### Short exercise
Below are records. Copy every line with "Schedule" in it.

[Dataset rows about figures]
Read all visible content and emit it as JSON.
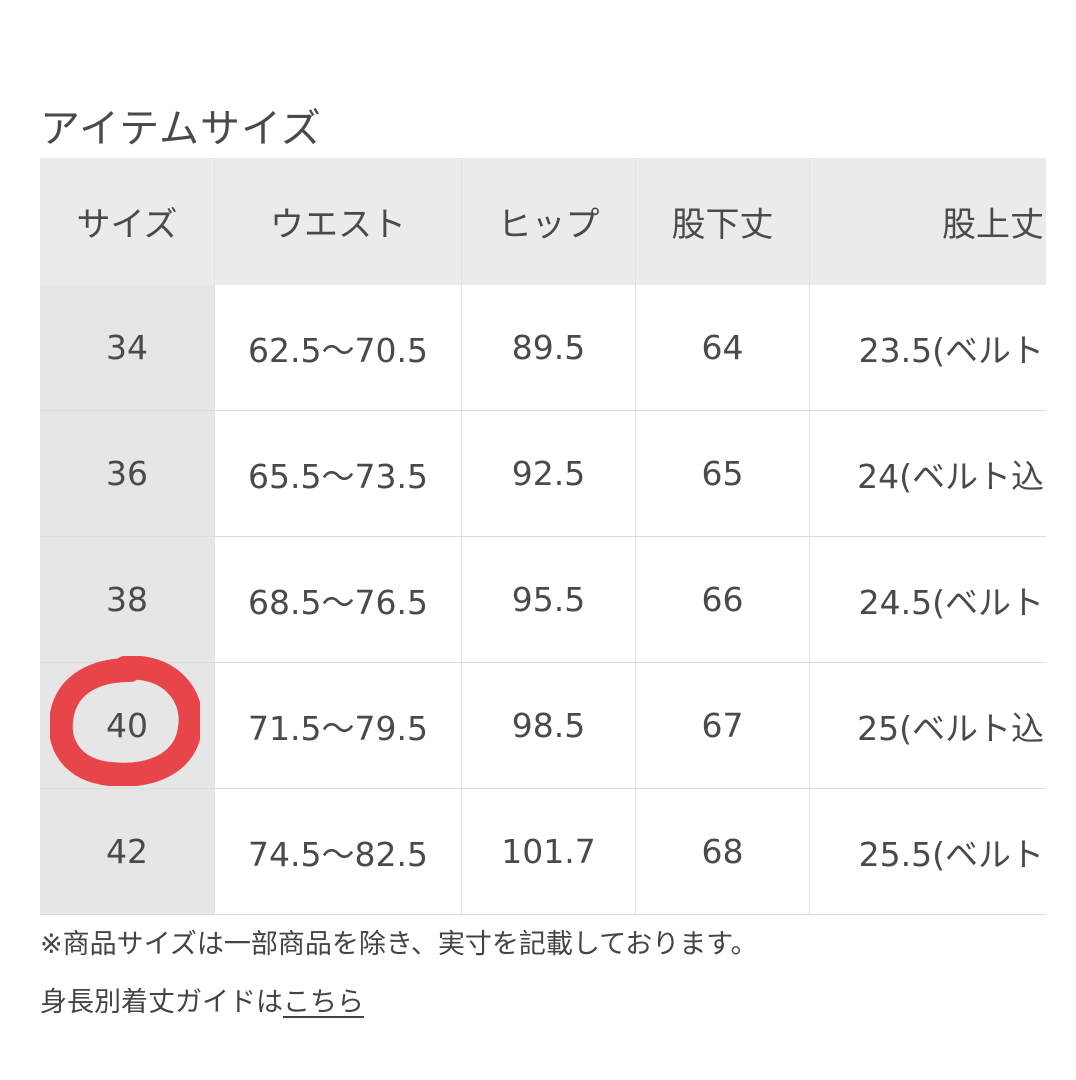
{
  "title": "アイテムサイズ",
  "table": {
    "headers": [
      "サイズ",
      "ウエスト",
      "ヒップ",
      "股下丈",
      "股上丈"
    ],
    "rows": [
      [
        "34",
        "62.5〜70.5",
        "89.5",
        "64",
        "23.5(ベルト"
      ],
      [
        "36",
        "65.5〜73.5",
        "92.5",
        "65",
        "24(ベルト込"
      ],
      [
        "38",
        "68.5〜76.5",
        "95.5",
        "66",
        "24.5(ベルト"
      ],
      [
        "40",
        "71.5〜79.5",
        "98.5",
        "67",
        "25(ベルト込"
      ],
      [
        "42",
        "74.5〜82.5",
        "101.7",
        "68",
        "25.5(ベルト"
      ]
    ]
  },
  "note": "※商品サイズは一部商品を除き、実寸を記載しております。",
  "guide": {
    "text": "身長別着丈ガイドは",
    "link": "こちら"
  },
  "annotation": {
    "circled_size": "40",
    "color": "#e8454a"
  }
}
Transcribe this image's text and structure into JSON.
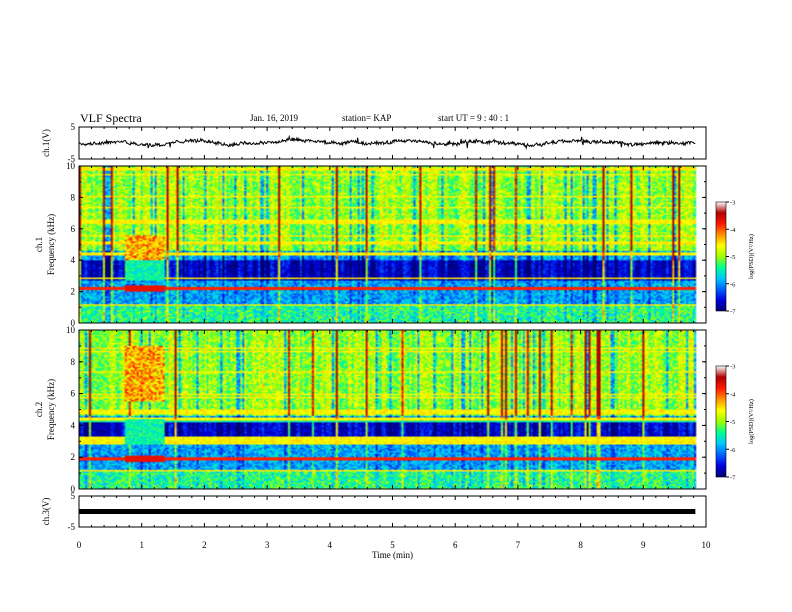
{
  "header": {
    "title": "VLF Spectra",
    "date": "Jan. 16, 2019",
    "station": "station= KAP",
    "start_ut": "start UT =  9 : 40 : 1"
  },
  "colors": {
    "trace": "#000000",
    "frame": "#000000",
    "colormap": [
      "#000070",
      "#0000dd",
      "#0060ff",
      "#00c8ff",
      "#00ff90",
      "#a0ff00",
      "#ffff00",
      "#ff9000",
      "#ff1800",
      "#b00000",
      "#ffffff"
    ]
  },
  "chart_data": [
    {
      "type": "line",
      "name": "ch1-waveform",
      "ylabel": "ch.1(V)",
      "ylim": [
        -5,
        5
      ],
      "yticks": [
        "5",
        "-5"
      ],
      "xlim": [
        0,
        10
      ],
      "x_data_extent_min": [
        0,
        9.83
      ],
      "y_mean": 0.1,
      "y_range_approx": [
        -1.6,
        2.0
      ],
      "grid": false
    },
    {
      "type": "heatmap",
      "name": "ch1-spectrogram",
      "ylabel": "ch.1\nFrequency (kHz)",
      "ylim": [
        0,
        10
      ],
      "yticks": [
        "0",
        "2",
        "4",
        "6",
        "8",
        "10"
      ],
      "xlim": [
        0,
        10
      ],
      "x_data_extent_min": [
        0,
        9.83
      ],
      "colorbar": {
        "label": "log(PSD)(V²/Hz)",
        "ticks": [
          "-3",
          "-4",
          "-5",
          "-6",
          "-7"
        ],
        "range": [
          -7,
          -3
        ]
      },
      "features": {
        "upper_band_khz": [
          4.6,
          10
        ],
        "dark_band_khz": [
          2.7,
          4.0
        ],
        "line_khz": 2.2,
        "event_interval_min": [
          0.72,
          1.35
        ],
        "event_band_khz": [
          4.0,
          5.6
        ]
      }
    },
    {
      "type": "heatmap",
      "name": "ch2-spectrogram",
      "ylabel": "ch.2\nFrequency (kHz)",
      "ylim": [
        0,
        10
      ],
      "yticks": [
        "0",
        "2",
        "4",
        "6",
        "8",
        "10"
      ],
      "xlim": [
        0,
        10
      ],
      "x_data_extent_min": [
        0,
        9.83
      ],
      "colorbar": {
        "label": "log(PSD)(V²/Hz)",
        "ticks": [
          "-3",
          "-4",
          "-5",
          "-6",
          "-7"
        ],
        "range": [
          -7,
          -3
        ]
      },
      "features": {
        "upper_band_khz": [
          4.6,
          10
        ],
        "dark_band_khz": [
          2.8,
          4.4
        ],
        "line_khz": 1.9,
        "event_interval_min": [
          0.72,
          1.35
        ],
        "event_band_khz": [
          5.5,
          9.0
        ]
      }
    },
    {
      "type": "line",
      "name": "ch3-waveform",
      "ylabel": "ch.3(V)",
      "ylim": [
        -5,
        5
      ],
      "yticks": [
        "5",
        "-5"
      ],
      "xlim": [
        0,
        10
      ],
      "x_data_extent_min": [
        0,
        9.83
      ],
      "y_constant": 0,
      "xlabel": "Time (min)",
      "xticks": [
        "0",
        "1",
        "2",
        "3",
        "4",
        "5",
        "6",
        "7",
        "8",
        "9",
        "10"
      ],
      "grid": false
    }
  ]
}
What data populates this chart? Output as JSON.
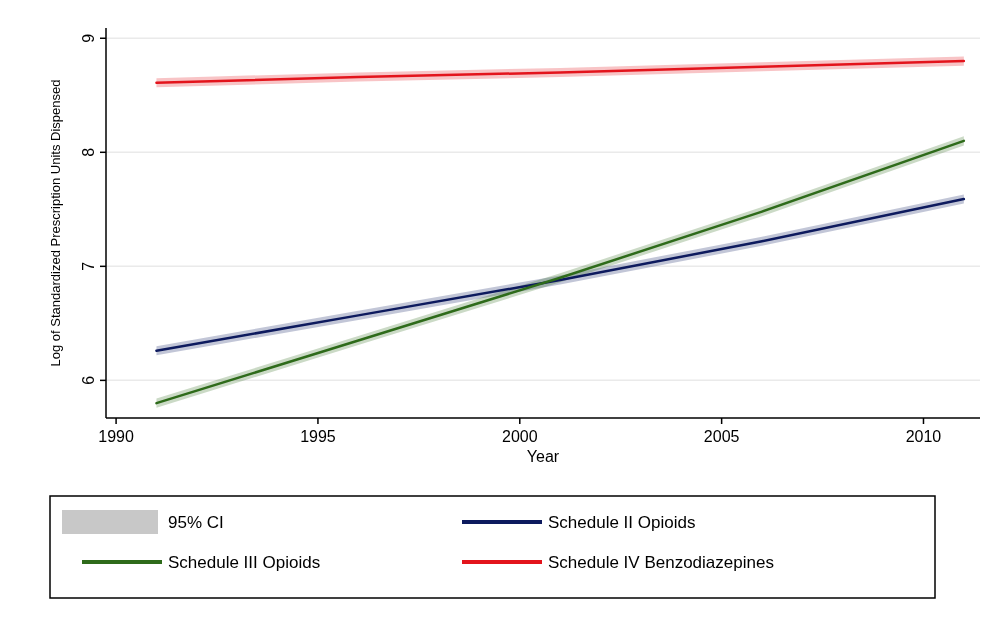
{
  "chart_data": {
    "type": "line",
    "xlabel": "Year",
    "ylabel": "Log of Standardized Prescription Units Dispensed",
    "xlim": [
      1989.75,
      2011.4
    ],
    "xticks": [
      1990,
      1995,
      2000,
      2005,
      2010
    ],
    "ylim": [
      5.67,
      9.09
    ],
    "yticks": [
      6,
      7,
      8,
      9
    ],
    "grid": "y",
    "legend": "bottom",
    "annotations": [
      "95% CI"
    ],
    "series": [
      {
        "name": "Schedule II Opioids",
        "color": "#0d1a5e",
        "x": [
          1991,
          1996,
          2001,
          2006,
          2011
        ],
        "values": [
          6.26,
          6.57,
          6.88,
          7.22,
          7.59
        ],
        "lower": [
          6.22,
          6.53,
          6.84,
          7.18,
          7.55
        ],
        "upper": [
          6.3,
          6.61,
          6.92,
          7.26,
          7.63
        ]
      },
      {
        "name": "Schedule III Opioids",
        "color": "#2e6b1a",
        "x": [
          1991,
          1996,
          2001,
          2006,
          2011
        ],
        "values": [
          5.8,
          6.35,
          6.9,
          7.48,
          8.1
        ],
        "lower": [
          5.76,
          6.31,
          6.86,
          7.44,
          8.06
        ],
        "upper": [
          5.84,
          6.39,
          6.94,
          7.52,
          8.14
        ]
      },
      {
        "name": "Schedule IV Benzodiazepines",
        "color": "#e3141c",
        "x": [
          1991,
          1996,
          2001,
          2006,
          2011
        ],
        "values": [
          8.61,
          8.66,
          8.7,
          8.75,
          8.8
        ],
        "lower": [
          8.57,
          8.62,
          8.66,
          8.71,
          8.76
        ],
        "upper": [
          8.65,
          8.7,
          8.74,
          8.79,
          8.84
        ]
      }
    ]
  }
}
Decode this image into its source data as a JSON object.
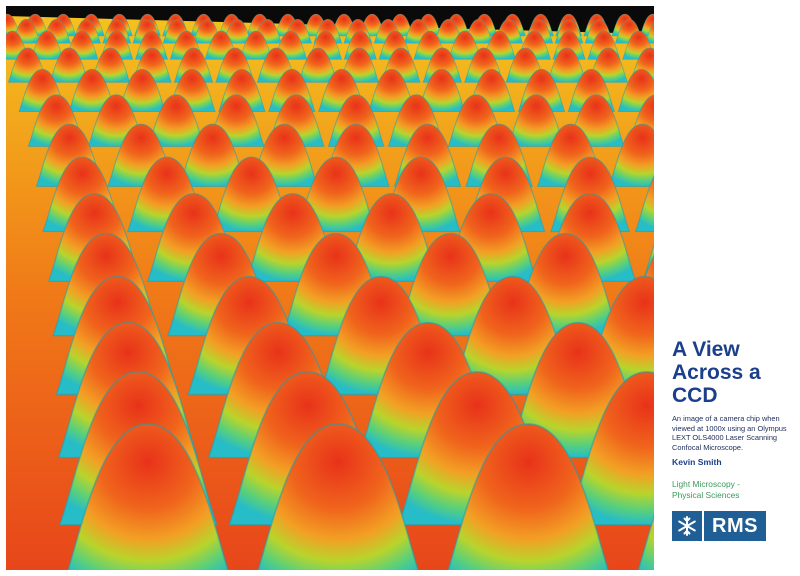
{
  "title_lines": [
    "A View",
    "Across a",
    "CCD"
  ],
  "description": "An image of a camera chip when viewed at 1000x using an Olympus LEXT OLS4000 Laser Scanning Confocal Microscope.",
  "author": "Kevin Smith",
  "category_lines": [
    "Light Microscopy -",
    "Physical Sciences"
  ],
  "logo": {
    "text": "RMS",
    "icon": "snowflake-icon"
  },
  "colors": {
    "title": "#1c3f8c",
    "category": "#3a9a5a",
    "logo_bg": "#1f5f96",
    "peak_red": "#e8321a",
    "mid_orange": "#f08c1e",
    "mid_yellow": "#c8d62a",
    "base_cyan": "#2ac8c8",
    "valley_yellow": "#ffd21e"
  }
}
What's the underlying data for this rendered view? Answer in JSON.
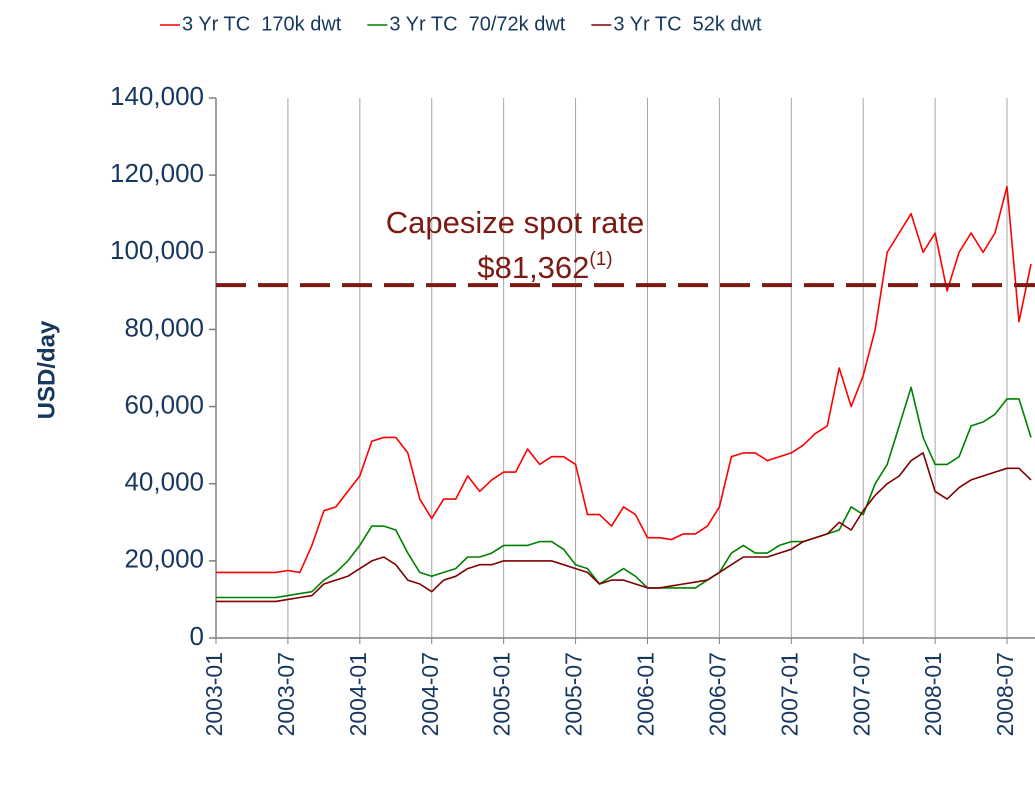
{
  "chart_data": {
    "type": "line",
    "y_label": "USD/day",
    "x": [
      "2003-01",
      "2003-02",
      "2003-03",
      "2003-04",
      "2003-05",
      "2003-06",
      "2003-07",
      "2003-08",
      "2003-09",
      "2003-10",
      "2003-11",
      "2003-12",
      "2004-01",
      "2004-02",
      "2004-03",
      "2004-04",
      "2004-05",
      "2004-06",
      "2004-07",
      "2004-08",
      "2004-09",
      "2004-10",
      "2004-11",
      "2004-12",
      "2005-01",
      "2005-02",
      "2005-03",
      "2005-04",
      "2005-05",
      "2005-06",
      "2005-07",
      "2005-08",
      "2005-09",
      "2005-10",
      "2005-11",
      "2005-12",
      "2006-01",
      "2006-02",
      "2006-03",
      "2006-04",
      "2006-05",
      "2006-06",
      "2006-07",
      "2006-08",
      "2006-09",
      "2006-10",
      "2006-11",
      "2006-12",
      "2007-01",
      "2007-02",
      "2007-03",
      "2007-04",
      "2007-05",
      "2007-06",
      "2007-07",
      "2007-08",
      "2007-09",
      "2007-10",
      "2007-11",
      "2007-12",
      "2008-01",
      "2008-02",
      "2008-03",
      "2008-04",
      "2008-05",
      "2008-06",
      "2008-07",
      "2008-08",
      "2008-09"
    ],
    "xticks": [
      "2003-01",
      "2003-07",
      "2004-01",
      "2004-07",
      "2005-01",
      "2005-07",
      "2006-01",
      "2006-07",
      "2007-01",
      "2007-07",
      "2008-01",
      "2008-07"
    ],
    "series": [
      {
        "name": "3 Yr TC  170k dwt",
        "color": "#ff0000",
        "values": [
          17000,
          17000,
          17000,
          17000,
          17000,
          17000,
          17500,
          17000,
          24000,
          33000,
          34000,
          38000,
          42000,
          51000,
          52000,
          52000,
          48000,
          36000,
          31000,
          36000,
          36000,
          42000,
          38000,
          41000,
          43000,
          43000,
          49000,
          45000,
          47000,
          47000,
          45000,
          32000,
          32000,
          29000,
          34000,
          32000,
          26000,
          26000,
          25500,
          27000,
          27000,
          29000,
          34000,
          47000,
          48000,
          48000,
          46000,
          47000,
          48000,
          50000,
          53000,
          55000,
          70000,
          60000,
          68000,
          80000,
          100000,
          105000,
          110000,
          100000,
          105000,
          90000,
          100000,
          105000,
          100000,
          105000,
          117000,
          82000,
          97000
        ]
      },
      {
        "name": "3 Yr TC  70/72k dwt",
        "color": "#008000",
        "values": [
          10500,
          10500,
          10500,
          10500,
          10500,
          10500,
          11000,
          11500,
          12000,
          15000,
          17000,
          20000,
          24000,
          29000,
          29000,
          28000,
          22000,
          17000,
          16000,
          17000,
          18000,
          21000,
          21000,
          22000,
          24000,
          24000,
          24000,
          25000,
          25000,
          23000,
          19000,
          18000,
          14000,
          16000,
          18000,
          16000,
          13000,
          13000,
          13000,
          13000,
          13000,
          15000,
          17000,
          22000,
          24000,
          22000,
          22000,
          24000,
          25000,
          25000,
          26000,
          27000,
          28000,
          34000,
          32000,
          40000,
          45000,
          55000,
          65000,
          52000,
          45000,
          45000,
          47000,
          55000,
          56000,
          58000,
          62000,
          62000,
          52000
        ]
      },
      {
        "name": "3 Yr TC  52k dwt",
        "color": "#800000",
        "values": [
          9500,
          9500,
          9500,
          9500,
          9500,
          9500,
          10000,
          10500,
          11000,
          14000,
          15000,
          16000,
          18000,
          20000,
          21000,
          19000,
          15000,
          14000,
          12000,
          15000,
          16000,
          18000,
          19000,
          19000,
          20000,
          20000,
          20000,
          20000,
          20000,
          19000,
          18000,
          17000,
          14000,
          15000,
          15000,
          14000,
          13000,
          13000,
          13500,
          14000,
          14500,
          15000,
          17000,
          19000,
          21000,
          21000,
          21000,
          22000,
          23000,
          25000,
          26000,
          27000,
          30000,
          28000,
          33000,
          37000,
          40000,
          42000,
          46000,
          48000,
          38000,
          36000,
          39000,
          41000,
          42000,
          43000,
          44000,
          44000,
          41000
        ]
      }
    ],
    "ylim": [
      0,
      140000
    ],
    "yticks": [
      {
        "value": 0,
        "label": "0"
      },
      {
        "value": 20000,
        "label": "20,000"
      },
      {
        "value": 40000,
        "label": "40,000"
      },
      {
        "value": 60000,
        "label": "60,000"
      },
      {
        "value": 80000,
        "label": "80,000"
      },
      {
        "value": 100000,
        "label": "100,000"
      },
      {
        "value": 120000,
        "label": "120,000"
      },
      {
        "value": 140000,
        "label": "140,000"
      }
    ],
    "reference_line": {
      "value": 91500,
      "color": "#7b1a12"
    },
    "annotation": {
      "line1": "Capesize spot rate",
      "line2": "$81,362",
      "superscript": "(1)"
    },
    "grid": true,
    "legend": "top"
  }
}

### Expected answer
        "name": "Schedule II Opioids",
        "name": "Schedule III Opioids",
        "name": "Schedule IV Benzodiazepines",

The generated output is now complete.